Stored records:
■ ■ ■ ■

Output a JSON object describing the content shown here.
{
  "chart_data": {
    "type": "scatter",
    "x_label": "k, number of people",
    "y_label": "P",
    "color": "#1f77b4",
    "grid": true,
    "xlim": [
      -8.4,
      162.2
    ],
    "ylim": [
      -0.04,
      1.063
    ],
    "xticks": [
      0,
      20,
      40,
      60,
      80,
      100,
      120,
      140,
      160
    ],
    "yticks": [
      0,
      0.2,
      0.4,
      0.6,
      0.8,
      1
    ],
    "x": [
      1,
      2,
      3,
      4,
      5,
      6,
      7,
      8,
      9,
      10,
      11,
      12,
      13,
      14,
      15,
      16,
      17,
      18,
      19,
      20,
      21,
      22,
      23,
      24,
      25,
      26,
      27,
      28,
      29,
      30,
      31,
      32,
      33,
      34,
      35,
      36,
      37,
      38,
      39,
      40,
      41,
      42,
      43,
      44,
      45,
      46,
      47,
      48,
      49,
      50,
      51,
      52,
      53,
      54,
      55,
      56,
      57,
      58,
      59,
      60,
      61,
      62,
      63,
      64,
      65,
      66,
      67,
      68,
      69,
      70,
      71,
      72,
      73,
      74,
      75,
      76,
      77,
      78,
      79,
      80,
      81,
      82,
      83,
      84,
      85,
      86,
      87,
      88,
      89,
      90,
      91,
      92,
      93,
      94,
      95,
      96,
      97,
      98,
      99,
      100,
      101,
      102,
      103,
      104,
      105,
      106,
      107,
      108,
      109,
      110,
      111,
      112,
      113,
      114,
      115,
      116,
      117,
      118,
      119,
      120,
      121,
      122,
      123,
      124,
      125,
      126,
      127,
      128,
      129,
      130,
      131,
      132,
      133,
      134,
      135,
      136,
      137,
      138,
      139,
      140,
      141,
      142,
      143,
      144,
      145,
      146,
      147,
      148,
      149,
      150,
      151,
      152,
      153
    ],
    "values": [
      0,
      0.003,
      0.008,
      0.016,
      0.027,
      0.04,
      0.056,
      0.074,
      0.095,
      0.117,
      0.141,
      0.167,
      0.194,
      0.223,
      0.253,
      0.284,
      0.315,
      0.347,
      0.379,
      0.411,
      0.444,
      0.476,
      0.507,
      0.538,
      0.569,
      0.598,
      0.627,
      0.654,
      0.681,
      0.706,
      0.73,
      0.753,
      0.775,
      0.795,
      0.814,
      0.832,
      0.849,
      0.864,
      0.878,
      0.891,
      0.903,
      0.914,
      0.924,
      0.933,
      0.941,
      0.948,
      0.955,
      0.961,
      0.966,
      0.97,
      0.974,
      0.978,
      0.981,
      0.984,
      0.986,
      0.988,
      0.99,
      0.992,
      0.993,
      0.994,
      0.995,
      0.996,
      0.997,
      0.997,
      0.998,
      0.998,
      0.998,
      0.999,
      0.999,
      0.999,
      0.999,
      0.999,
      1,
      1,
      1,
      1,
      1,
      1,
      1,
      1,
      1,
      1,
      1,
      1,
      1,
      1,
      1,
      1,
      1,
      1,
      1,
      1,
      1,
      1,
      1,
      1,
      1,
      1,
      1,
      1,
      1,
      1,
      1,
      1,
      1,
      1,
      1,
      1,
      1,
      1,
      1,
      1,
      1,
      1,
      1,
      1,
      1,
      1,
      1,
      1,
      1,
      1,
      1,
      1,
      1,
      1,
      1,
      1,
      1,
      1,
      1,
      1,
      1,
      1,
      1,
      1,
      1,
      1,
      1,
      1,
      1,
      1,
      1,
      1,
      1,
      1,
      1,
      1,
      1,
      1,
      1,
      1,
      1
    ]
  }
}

■ ■ ■ ■

Retype the material above, line by line, exactly.

COMPLETE ANSWER:
Output a JSON object describing the content shown here.
{
  "chart_data": {
    "type": "scatter",
    "x_label": "k, number of people",
    "y_label": "P",
    "color": "#1f77b4",
    "grid": true,
    "xlim": [
      -8.4,
      162.2
    ],
    "ylim": [
      -0.04,
      1.063
    ],
    "xticks": [
      0,
      20,
      40,
      60,
      80,
      100,
      120,
      140,
      160
    ],
    "yticks": [
      0,
      0.2,
      0.4,
      0.6,
      0.8,
      1
    ],
    "x": [
      1,
      2,
      3,
      4,
      5,
      6,
      7,
      8,
      9,
      10,
      11,
      12,
      13,
      14,
      15,
      16,
      17,
      18,
      19,
      20,
      21,
      22,
      23,
      24,
      25,
      26,
      27,
      28,
      29,
      30,
      31,
      32,
      33,
      34,
      35,
      36,
      37,
      38,
      39,
      40,
      41,
      42,
      43,
      44,
      45,
      46,
      47,
      48,
      49,
      50,
      51,
      52,
      53,
      54,
      55,
      56,
      57,
      58,
      59,
      60,
      61,
      62,
      63,
      64,
      65,
      66,
      67,
      68,
      69,
      70,
      71,
      72,
      73,
      74,
      75,
      76,
      77,
      78,
      79,
      80,
      81,
      82,
      83,
      84,
      85,
      86,
      87,
      88,
      89,
      90,
      91,
      92,
      93,
      94,
      95,
      96,
      97,
      98,
      99,
      100,
      101,
      102,
      103,
      104,
      105,
      106,
      107,
      108,
      109,
      110,
      111,
      112,
      113,
      114,
      115,
      116,
      117,
      118,
      119,
      120,
      121,
      122,
      123,
      124,
      125,
      126,
      127,
      128,
      129,
      130,
      131,
      132,
      133,
      134,
      135,
      136,
      137,
      138,
      139,
      140,
      141,
      142,
      143,
      144,
      145,
      146,
      147,
      148,
      149,
      150,
      151,
      152,
      153
    ],
    "values": [
      0,
      0.003,
      0.008,
      0.016,
      0.027,
      0.04,
      0.056,
      0.074,
      0.095,
      0.117,
      0.141,
      0.167,
      0.194,
      0.223,
      0.253,
      0.284,
      0.315,
      0.347,
      0.379,
      0.411,
      0.444,
      0.476,
      0.507,
      0.538,
      0.569,
      0.598,
      0.627,
      0.654,
      0.681,
      0.706,
      0.73,
      0.753,
      0.775,
      0.795,
      0.814,
      0.832,
      0.849,
      0.864,
      0.878,
      0.891,
      0.903,
      0.914,
      0.924,
      0.933,
      0.941,
      0.948,
      0.955,
      0.961,
      0.966,
      0.97,
      0.974,
      0.978,
      0.981,
      0.984,
      0.986,
      0.988,
      0.99,
      0.992,
      0.993,
      0.994,
      0.995,
      0.996,
      0.997,
      0.997,
      0.998,
      0.998,
      0.998,
      0.999,
      0.999,
      0.999,
      0.999,
      0.999,
      1,
      1,
      1,
      1,
      1,
      1,
      1,
      1,
      1,
      1,
      1,
      1,
      1,
      1,
      1,
      1,
      1,
      1,
      1,
      1,
      1,
      1,
      1,
      1,
      1,
      1,
      1,
      1,
      1,
      1,
      1,
      1,
      1,
      1,
      1,
      1,
      1,
      1,
      1,
      1,
      1,
      1,
      1,
      1,
      1,
      1,
      1,
      1,
      1,
      1,
      1,
      1,
      1,
      1,
      1,
      1,
      1,
      1,
      1,
      1,
      1,
      1,
      1,
      1,
      1,
      1,
      1,
      1,
      1,
      1,
      1,
      1,
      1,
      1,
      1,
      1,
      1,
      1,
      1,
      1,
      1
    ]
  }
}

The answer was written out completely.